**Text section:**
....

I don't know what happened to him after that, but I believe that on the way to Moroto, Dodoth men extracted information from him, because right after we got back to Morukore, they said another raid was coming. The Teutho in the hills had started the alarm.

The men of Lomurri's neighborhood held another sacrifice. This time there was a problem with the ox. The previous sacrifice had indicated that the next sacrifice should be a red ox, and they knew of a red ox, but the owner didn't want to give him. Only after much pressure did the owner very reluctantly agree, and the herd was brought near. The ox was identified, and some men then tried to drive him to the sacred tree. But he ran in a huge circle around the tree and back to his herd. His owner then insisted that he wasn't the right ox, but the other men believed differently and tried again to bring him to the tree. Again the ox made a big circle around the tree and ran back to the herd. All this time the owner was violently protesting, saying that such behavior showed that the red ox was not the ox to sacrifice and that the men should find another, but by then some men had gathered a few other cattle to accompany the victim and drove them together to the tree. With the other cattle at his side, the red ox wasn't as frightened. He came to the tree and the men there were able to kill him. The owner was a mature man and a seasoned warrior with scars on his upper body to show he had killed enemy warriors, but when his ox died, he burst into tears.

Despite the sacrifice, a raid took place that same afternoon, again not at Morukore, but at a neighborhood out on the plain. Raiders killed a man and a woman and made off for the Rift Valley with perhaps fifty cattle. The next day at Lomurri's
etem
I asked the gathering if this meant the sacrifice had been unsuccessful.

....

Layout coordinate data:
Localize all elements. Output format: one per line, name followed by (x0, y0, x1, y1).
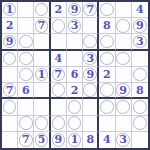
cell-r8c5[interactable] (67, 116, 83, 132)
given-digit: 3 (71, 20, 79, 31)
cell-r1c9[interactable]: 4 (132, 2, 148, 18)
odd-cell-circle (100, 52, 114, 66)
cell-r5c4[interactable]: 7 (51, 67, 67, 83)
given-digit: 2 (6, 20, 14, 31)
cell-r8c1[interactable] (2, 116, 18, 132)
sudoku-board: 1297427389934317692762987591843 (0, 0, 150, 150)
cell-r9c8[interactable]: 3 (116, 132, 132, 148)
odd-cell-circle (52, 19, 66, 33)
cell-r3c5[interactable] (67, 34, 83, 50)
odd-cell-circle (133, 68, 147, 82)
cell-r3c7[interactable] (99, 34, 115, 50)
odd-cell-circle (52, 83, 66, 97)
cell-r1c4[interactable]: 2 (51, 2, 67, 18)
cell-r2c5[interactable]: 3 (67, 18, 83, 34)
cell-r1c7[interactable] (99, 2, 115, 18)
cell-r9c2[interactable]: 7 (18, 132, 34, 148)
cell-r8c8[interactable] (116, 116, 132, 132)
cell-r6c1[interactable]: 7 (2, 83, 18, 99)
cell-r9c6[interactable]: 8 (83, 132, 99, 148)
cell-r5c5[interactable]: 6 (67, 67, 83, 83)
cell-r1c5[interactable]: 9 (67, 2, 83, 18)
cell-r7c8[interactable] (116, 99, 132, 115)
given-digit: 9 (119, 85, 127, 96)
cell-r4c9[interactable] (132, 51, 148, 67)
given-digit: 3 (86, 53, 94, 64)
given-digit: 8 (86, 134, 94, 145)
cell-r2c1[interactable]: 2 (2, 18, 18, 34)
given-digit: 7 (6, 85, 14, 96)
odd-cell-circle (19, 52, 33, 66)
cell-r2c3[interactable]: 7 (34, 18, 50, 34)
odd-cell-circle (100, 100, 114, 114)
cell-r9c7[interactable]: 4 (99, 132, 115, 148)
odd-cell-circle (133, 116, 147, 130)
cell-r5c2[interactable] (18, 67, 34, 83)
given-digit: 1 (38, 69, 46, 80)
cell-r2c2[interactable] (18, 18, 34, 34)
cell-r1c8[interactable] (116, 2, 132, 18)
cell-r7c3[interactable] (34, 99, 50, 115)
given-digit: 9 (6, 36, 14, 47)
cell-r1c6[interactable]: 7 (83, 2, 99, 18)
cell-r9c4[interactable]: 9 (51, 132, 67, 148)
cell-r1c2[interactable] (18, 2, 34, 18)
given-digit: 2 (54, 4, 62, 15)
cell-r9c1[interactable] (2, 132, 18, 148)
cell-r5c6[interactable]: 9 (83, 67, 99, 83)
given-digit: 1 (6, 4, 14, 15)
cell-r5c9[interactable] (132, 67, 148, 83)
cell-r7c7[interactable] (99, 99, 115, 115)
odd-cell-circle (83, 35, 97, 49)
cell-r3c6[interactable] (83, 34, 99, 50)
cell-r8c2[interactable] (18, 116, 34, 132)
cell-r4c6[interactable]: 3 (83, 51, 99, 67)
odd-cell-circle (133, 100, 147, 114)
odd-cell-circle (19, 116, 33, 130)
cell-r4c2[interactable] (18, 51, 34, 67)
given-digit: 3 (119, 134, 127, 145)
cell-r5c7[interactable]: 2 (99, 67, 115, 83)
given-digit: 7 (22, 134, 30, 145)
given-digit: 2 (71, 85, 79, 96)
odd-cell-circle (3, 100, 17, 114)
cell-r1c1[interactable]: 1 (2, 2, 18, 18)
cell-r5c8[interactable] (116, 67, 132, 83)
given-digit: 6 (22, 85, 30, 96)
cell-r4c5[interactable] (67, 51, 83, 67)
cell-r6c8[interactable]: 9 (116, 83, 132, 99)
given-digit: 4 (103, 134, 111, 145)
cell-r2c4[interactable] (51, 18, 67, 34)
cell-r4c3[interactable] (34, 51, 50, 67)
cell-r3c8[interactable] (116, 34, 132, 50)
cell-r3c3[interactable] (34, 34, 50, 50)
given-digit: 6 (71, 69, 79, 80)
cell-r8c4[interactable] (51, 116, 67, 132)
given-digit: 8 (103, 20, 111, 31)
given-digit: 7 (86, 4, 94, 15)
odd-cell-circle (68, 100, 82, 114)
cell-r6c9[interactable]: 8 (132, 83, 148, 99)
cell-r5c1[interactable] (2, 67, 18, 83)
odd-cell-circle (100, 83, 114, 97)
given-digit: 9 (136, 20, 144, 31)
cell-r4c7[interactable] (99, 51, 115, 67)
cell-r7c1[interactable] (2, 99, 18, 115)
cell-r7c4[interactable] (51, 99, 67, 115)
cell-r6c3[interactable] (34, 83, 50, 99)
given-digit: 9 (71, 4, 79, 15)
cell-r9c5[interactable]: 1 (67, 132, 83, 148)
odd-cell-circle (3, 52, 17, 66)
cell-r4c1[interactable] (2, 51, 18, 67)
given-digit: 2 (103, 69, 111, 80)
odd-cell-circle (100, 3, 114, 17)
cell-r7c9[interactable] (132, 99, 148, 115)
odd-cell-circle (116, 19, 130, 33)
odd-cell-circle (19, 35, 33, 49)
cell-r3c9[interactable]: 3 (132, 34, 148, 50)
given-digit: 1 (71, 134, 79, 145)
given-digit: 4 (136, 4, 144, 15)
odd-cell-circle (68, 116, 82, 130)
cell-r6c6[interactable] (83, 83, 99, 99)
cell-r7c6[interactable] (83, 99, 99, 115)
cell-r3c4[interactable] (51, 34, 67, 50)
cell-r7c5[interactable] (67, 99, 83, 115)
given-digit: 9 (86, 69, 94, 80)
odd-cell-circle (116, 52, 130, 66)
cell-r2c9[interactable]: 9 (132, 18, 148, 34)
cell-r2c8[interactable] (116, 18, 132, 34)
cell-r8c9[interactable] (132, 116, 148, 132)
cell-r4c8[interactable] (116, 51, 132, 67)
cell-r6c2[interactable]: 6 (18, 83, 34, 99)
odd-cell-circle (116, 100, 130, 114)
cell-r6c5[interactable]: 2 (67, 83, 83, 99)
given-digit: 5 (38, 134, 46, 145)
odd-cell-circle (83, 83, 97, 97)
odd-cell-circle (52, 116, 66, 130)
odd-cell-circle (35, 116, 49, 130)
cell-r8c7[interactable] (99, 116, 115, 132)
odd-cell-circle (35, 3, 49, 17)
given-digit: 9 (54, 134, 62, 145)
cell-r9c9[interactable] (132, 132, 148, 148)
cell-r4c4[interactable]: 4 (51, 51, 67, 67)
cell-r8c3[interactable] (34, 116, 50, 132)
odd-cell-circle (100, 35, 114, 49)
given-digit: 7 (38, 20, 46, 31)
cell-r3c1[interactable]: 9 (2, 34, 18, 50)
cell-r2c6[interactable] (83, 18, 99, 34)
cell-r7c2[interactable] (18, 99, 34, 115)
cell-r3c2[interactable] (18, 34, 34, 50)
cell-r2c7[interactable]: 8 (99, 18, 115, 34)
cell-r6c4[interactable] (51, 83, 67, 99)
cell-r5c3[interactable]: 1 (34, 67, 50, 83)
cell-r8c6[interactable] (83, 116, 99, 132)
given-digit: 3 (136, 36, 144, 47)
cell-r6c7[interactable] (99, 83, 115, 99)
given-digit: 8 (136, 85, 144, 96)
given-digit: 7 (54, 69, 62, 80)
cell-r1c3[interactable] (34, 2, 50, 18)
cell-r9c3[interactable]: 5 (34, 132, 50, 148)
given-digit: 4 (54, 53, 62, 64)
odd-cell-circle (19, 68, 33, 82)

....

**Task instructions:**
**a)** In the account of the ox sacrifice, what had the previous sacrifice indicated about the next one?
**b)** Switch "afternoon" to "morning" in the ox sacrifice account, and write out the passage starting with "Despite the sacrifice, a" and going on through "had been unsuccessful.".
This material was taken from a separate source.

**Solved problems:**
**a)** It had indicated that the next sacrifice should be a red ox.

**b)**
Despite the sacrifice, a raid took place that same morning, again not at Morukore, but at a neighborhood out on the plain. Raiders killed a man and a woman and made off for the Rift Valley with perhaps fifty cattle. The next day at Lomurri's
etem
I asked the gathering if this meant the sacrifice had been unsuccessful.